(Stored data)
* * * * * * *
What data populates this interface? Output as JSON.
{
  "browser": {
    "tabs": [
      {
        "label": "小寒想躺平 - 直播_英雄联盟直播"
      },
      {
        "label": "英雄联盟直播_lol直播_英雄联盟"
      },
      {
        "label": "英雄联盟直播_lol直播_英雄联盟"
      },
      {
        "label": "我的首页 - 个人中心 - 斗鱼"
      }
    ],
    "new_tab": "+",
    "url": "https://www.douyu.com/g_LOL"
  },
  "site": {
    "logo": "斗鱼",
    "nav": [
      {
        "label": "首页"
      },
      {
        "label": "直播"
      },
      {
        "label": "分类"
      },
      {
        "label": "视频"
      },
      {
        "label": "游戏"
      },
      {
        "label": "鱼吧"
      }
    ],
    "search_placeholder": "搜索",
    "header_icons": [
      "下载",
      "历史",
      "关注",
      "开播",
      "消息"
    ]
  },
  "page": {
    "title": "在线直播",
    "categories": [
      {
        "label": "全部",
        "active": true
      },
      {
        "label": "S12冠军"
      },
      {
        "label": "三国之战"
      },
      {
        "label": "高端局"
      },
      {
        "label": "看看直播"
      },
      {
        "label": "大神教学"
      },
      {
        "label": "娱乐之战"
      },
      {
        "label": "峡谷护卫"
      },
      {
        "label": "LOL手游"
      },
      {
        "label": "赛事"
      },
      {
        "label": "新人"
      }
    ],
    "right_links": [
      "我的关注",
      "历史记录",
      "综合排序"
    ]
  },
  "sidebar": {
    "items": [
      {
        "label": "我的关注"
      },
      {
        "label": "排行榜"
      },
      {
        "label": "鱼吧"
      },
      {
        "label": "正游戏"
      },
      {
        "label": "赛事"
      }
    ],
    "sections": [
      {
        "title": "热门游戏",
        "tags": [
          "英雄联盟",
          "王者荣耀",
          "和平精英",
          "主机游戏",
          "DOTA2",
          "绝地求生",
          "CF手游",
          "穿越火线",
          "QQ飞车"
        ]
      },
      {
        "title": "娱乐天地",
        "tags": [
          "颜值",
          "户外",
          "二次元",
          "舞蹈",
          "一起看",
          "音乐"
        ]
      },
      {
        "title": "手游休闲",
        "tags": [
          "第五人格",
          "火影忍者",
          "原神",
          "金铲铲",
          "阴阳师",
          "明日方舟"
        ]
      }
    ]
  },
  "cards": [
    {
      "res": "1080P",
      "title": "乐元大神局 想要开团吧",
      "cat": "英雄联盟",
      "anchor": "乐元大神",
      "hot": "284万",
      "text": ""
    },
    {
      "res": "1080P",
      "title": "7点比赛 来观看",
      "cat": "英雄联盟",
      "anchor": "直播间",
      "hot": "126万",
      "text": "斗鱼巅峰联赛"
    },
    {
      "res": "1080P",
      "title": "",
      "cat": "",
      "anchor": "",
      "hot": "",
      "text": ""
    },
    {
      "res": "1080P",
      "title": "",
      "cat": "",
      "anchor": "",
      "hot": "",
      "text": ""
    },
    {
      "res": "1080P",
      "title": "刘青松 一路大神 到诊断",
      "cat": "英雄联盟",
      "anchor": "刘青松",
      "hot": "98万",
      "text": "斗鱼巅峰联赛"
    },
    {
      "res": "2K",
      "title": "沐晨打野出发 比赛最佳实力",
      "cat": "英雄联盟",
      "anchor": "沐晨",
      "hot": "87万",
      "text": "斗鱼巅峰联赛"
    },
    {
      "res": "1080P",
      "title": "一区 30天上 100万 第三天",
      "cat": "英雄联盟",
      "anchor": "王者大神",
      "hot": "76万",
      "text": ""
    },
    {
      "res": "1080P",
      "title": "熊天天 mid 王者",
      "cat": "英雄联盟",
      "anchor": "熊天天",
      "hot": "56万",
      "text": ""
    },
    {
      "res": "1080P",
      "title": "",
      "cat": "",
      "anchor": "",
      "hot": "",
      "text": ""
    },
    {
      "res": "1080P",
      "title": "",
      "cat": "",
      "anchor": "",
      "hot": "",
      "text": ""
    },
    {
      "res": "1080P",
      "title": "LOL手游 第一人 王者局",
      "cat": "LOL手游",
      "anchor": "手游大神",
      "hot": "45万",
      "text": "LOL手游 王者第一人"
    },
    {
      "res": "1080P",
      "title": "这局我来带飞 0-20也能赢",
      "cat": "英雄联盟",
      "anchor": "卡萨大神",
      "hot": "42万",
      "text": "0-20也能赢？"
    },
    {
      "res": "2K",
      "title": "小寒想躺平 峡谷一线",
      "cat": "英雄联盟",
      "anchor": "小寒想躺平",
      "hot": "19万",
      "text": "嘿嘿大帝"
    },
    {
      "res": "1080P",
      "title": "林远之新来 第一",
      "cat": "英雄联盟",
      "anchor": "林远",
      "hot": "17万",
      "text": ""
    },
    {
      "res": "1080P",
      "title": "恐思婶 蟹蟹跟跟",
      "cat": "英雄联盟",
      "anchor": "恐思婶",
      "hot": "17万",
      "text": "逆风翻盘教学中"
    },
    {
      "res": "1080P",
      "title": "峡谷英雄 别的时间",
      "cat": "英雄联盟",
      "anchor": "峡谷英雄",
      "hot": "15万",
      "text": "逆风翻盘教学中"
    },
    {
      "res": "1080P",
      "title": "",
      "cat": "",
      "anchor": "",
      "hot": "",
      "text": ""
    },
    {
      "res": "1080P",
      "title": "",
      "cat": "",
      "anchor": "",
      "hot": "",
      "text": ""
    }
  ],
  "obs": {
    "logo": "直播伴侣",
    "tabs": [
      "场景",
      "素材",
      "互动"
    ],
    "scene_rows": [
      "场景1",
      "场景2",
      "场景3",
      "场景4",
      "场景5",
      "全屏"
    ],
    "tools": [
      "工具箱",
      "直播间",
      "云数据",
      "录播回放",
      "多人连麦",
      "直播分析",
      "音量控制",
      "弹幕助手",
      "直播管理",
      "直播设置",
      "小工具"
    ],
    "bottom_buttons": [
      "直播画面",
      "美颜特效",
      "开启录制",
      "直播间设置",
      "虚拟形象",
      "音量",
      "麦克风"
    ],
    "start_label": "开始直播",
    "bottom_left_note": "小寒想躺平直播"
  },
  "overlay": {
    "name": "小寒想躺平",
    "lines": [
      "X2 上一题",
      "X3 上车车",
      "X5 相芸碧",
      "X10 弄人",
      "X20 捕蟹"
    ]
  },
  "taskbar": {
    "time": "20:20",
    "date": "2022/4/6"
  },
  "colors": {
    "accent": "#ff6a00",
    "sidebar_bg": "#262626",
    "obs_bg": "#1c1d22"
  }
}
* * * * * * *
### The exercise
Write out the whole listing exactly.

### Exercise solution
What data populates this interface? Output as JSON.
{
  "browser": {
    "tabs": [
      {
        "label": "小寒想躺平 - 直播_英雄联盟直播"
      },
      {
        "label": "英雄联盟直播_lol直播_英雄联盟"
      },
      {
        "label": "英雄联盟直播_lol直播_英雄联盟"
      },
      {
        "label": "我的首页 - 个人中心 - 斗鱼"
      }
    ],
    "new_tab": "+",
    "url": "https://www.douyu.com/g_LOL"
  },
  "site": {
    "logo": "斗鱼",
    "nav": [
      {
        "label": "首页"
      },
      {
        "label": "直播"
      },
      {
        "label": "分类"
      },
      {
        "label": "视频"
      },
      {
        "label": "游戏"
      },
      {
        "label": "鱼吧"
      }
    ],
    "search_placeholder": "搜索",
    "header_icons": [
      "下载",
      "历史",
      "关注",
      "开播",
      "消息"
    ]
  },
  "page": {
    "title": "在线直播",
    "categories": [
      {
        "label": "全部",
        "active": true
      },
      {
        "label": "S12冠军"
      },
      {
        "label": "三国之战"
      },
      {
        "label": "高端局"
      },
      {
        "label": "看看直播"
      },
      {
        "label": "大神教学"
      },
      {
        "label": "娱乐之战"
      },
      {
        "label": "峡谷护卫"
      },
      {
        "label": "LOL手游"
      },
      {
        "label": "赛事"
      },
      {
        "label": "新人"
      }
    ],
    "right_links": [
      "我的关注",
      "历史记录",
      "综合排序"
    ]
  },
  "sidebar": {
    "items": [
      {
        "label": "我的关注"
      },
      {
        "label": "排行榜"
      },
      {
        "label": "鱼吧"
      },
      {
        "label": "正游戏"
      },
      {
        "label": "赛事"
      }
    ],
    "sections": [
      {
        "title": "热门游戏",
        "tags": [
          "英雄联盟",
          "王者荣耀",
          "和平精英",
          "主机游戏",
          "DOTA2",
          "绝地求生",
          "CF手游",
          "穿越火线",
          "QQ飞车"
        ]
      },
      {
        "title": "娱乐天地",
        "tags": [
          "颜值",
          "户外",
          "二次元",
          "舞蹈",
          "一起看",
          "音乐"
        ]
      },
      {
        "title": "手游休闲",
        "tags": [
          "第五人格",
          "火影忍者",
          "原神",
          "金铲铲",
          "阴阳师",
          "明日方舟"
        ]
      }
    ]
  },
  "cards": [
    {
      "res": "1080P",
      "title": "乐元大神局 想要开团吧",
      "cat": "英雄联盟",
      "anchor": "乐元大神",
      "hot": "284万",
      "text": ""
    },
    {
      "res": "1080P",
      "title": "7点比赛 来观看",
      "cat": "英雄联盟",
      "anchor": "直播间",
      "hot": "126万",
      "text": "斗鱼巅峰联赛"
    },
    {
      "res": "1080P",
      "title": "",
      "cat": "",
      "anchor": "",
      "hot": "",
      "text": ""
    },
    {
      "res": "1080P",
      "title": "",
      "cat": "",
      "anchor": "",
      "hot": "",
      "text": ""
    },
    {
      "res": "1080P",
      "title": "刘青松 一路大神 到诊断",
      "cat": "英雄联盟",
      "anchor": "刘青松",
      "hot": "98万",
      "text": "斗鱼巅峰联赛"
    },
    {
      "res": "2K",
      "title": "沐晨打野出发 比赛最佳实力",
      "cat": "英雄联盟",
      "anchor": "沐晨",
      "hot": "87万",
      "text": "斗鱼巅峰联赛"
    },
    {
      "res": "1080P",
      "title": "一区 30天上 100万 第三天",
      "cat": "英雄联盟",
      "anchor": "王者大神",
      "hot": "76万",
      "text": ""
    },
    {
      "res": "1080P",
      "title": "熊天天 mid 王者",
      "cat": "英雄联盟",
      "anchor": "熊天天",
      "hot": "56万",
      "text": ""
    },
    {
      "res": "1080P",
      "title": "",
      "cat": "",
      "anchor": "",
      "hot": "",
      "text": ""
    },
    {
      "res": "1080P",
      "title": "",
      "cat": "",
      "anchor": "",
      "hot": "",
      "text": ""
    },
    {
      "res": "1080P",
      "title": "LOL手游 第一人 王者局",
      "cat": "LOL手游",
      "anchor": "手游大神",
      "hot": "45万",
      "text": "LOL手游 王者第一人"
    },
    {
      "res": "1080P",
      "title": "这局我来带飞 0-20也能赢",
      "cat": "英雄联盟",
      "anchor": "卡萨大神",
      "hot": "42万",
      "text": "0-20也能赢？"
    },
    {
      "res": "2K",
      "title": "小寒想躺平 峡谷一线",
      "cat": "英雄联盟",
      "anchor": "小寒想躺平",
      "hot": "19万",
      "text": "嘿嘿大帝"
    },
    {
      "res": "1080P",
      "title": "林远之新来 第一",
      "cat": "英雄联盟",
      "anchor": "林远",
      "hot": "17万",
      "text": ""
    },
    {
      "res": "1080P",
      "title": "恐思婶 蟹蟹跟跟",
      "cat": "英雄联盟",
      "anchor": "恐思婶",
      "hot": "17万",
      "text": "逆风翻盘教学中"
    },
    {
      "res": "1080P",
      "title": "峡谷英雄 别的时间",
      "cat": "英雄联盟",
      "anchor": "峡谷英雄",
      "hot": "15万",
      "text": "逆风翻盘教学中"
    },
    {
      "res": "1080P",
      "title": "",
      "cat": "",
      "anchor": "",
      "hot": "",
      "text": ""
    },
    {
      "res": "1080P",
      "title": "",
      "cat": "",
      "anchor": "",
      "hot": "",
      "text": ""
    }
  ],
  "obs": {
    "logo": "直播伴侣",
    "tabs": [
      "场景",
      "素材",
      "互动"
    ],
    "scene_rows": [
      "场景1",
      "场景2",
      "场景3",
      "场景4",
      "场景5",
      "全屏"
    ],
    "tools": [
      "工具箱",
      "直播间",
      "云数据",
      "录播回放",
      "多人连麦",
      "直播分析",
      "音量控制",
      "弹幕助手",
      "直播管理",
      "直播设置",
      "小工具"
    ],
    "bottom_buttons": [
      "直播画面",
      "美颜特效",
      "开启录制",
      "直播间设置",
      "虚拟形象",
      "音量",
      "麦克风"
    ],
    "start_label": "开始直播",
    "bottom_left_note": "小寒想躺平直播"
  },
  "overlay": {
    "name": "小寒想躺平",
    "lines": [
      "X2 上一题",
      "X3 上车车",
      "X5 相芸碧",
      "X10 弄人",
      "X20 捕蟹"
    ]
  },
  "taskbar": {
    "time": "20:20",
    "date": "2022/4/6"
  },
  "colors": {
    "accent": "#ff6a00",
    "sidebar_bg": "#262626",
    "obs_bg": "#1c1d22"
  }
}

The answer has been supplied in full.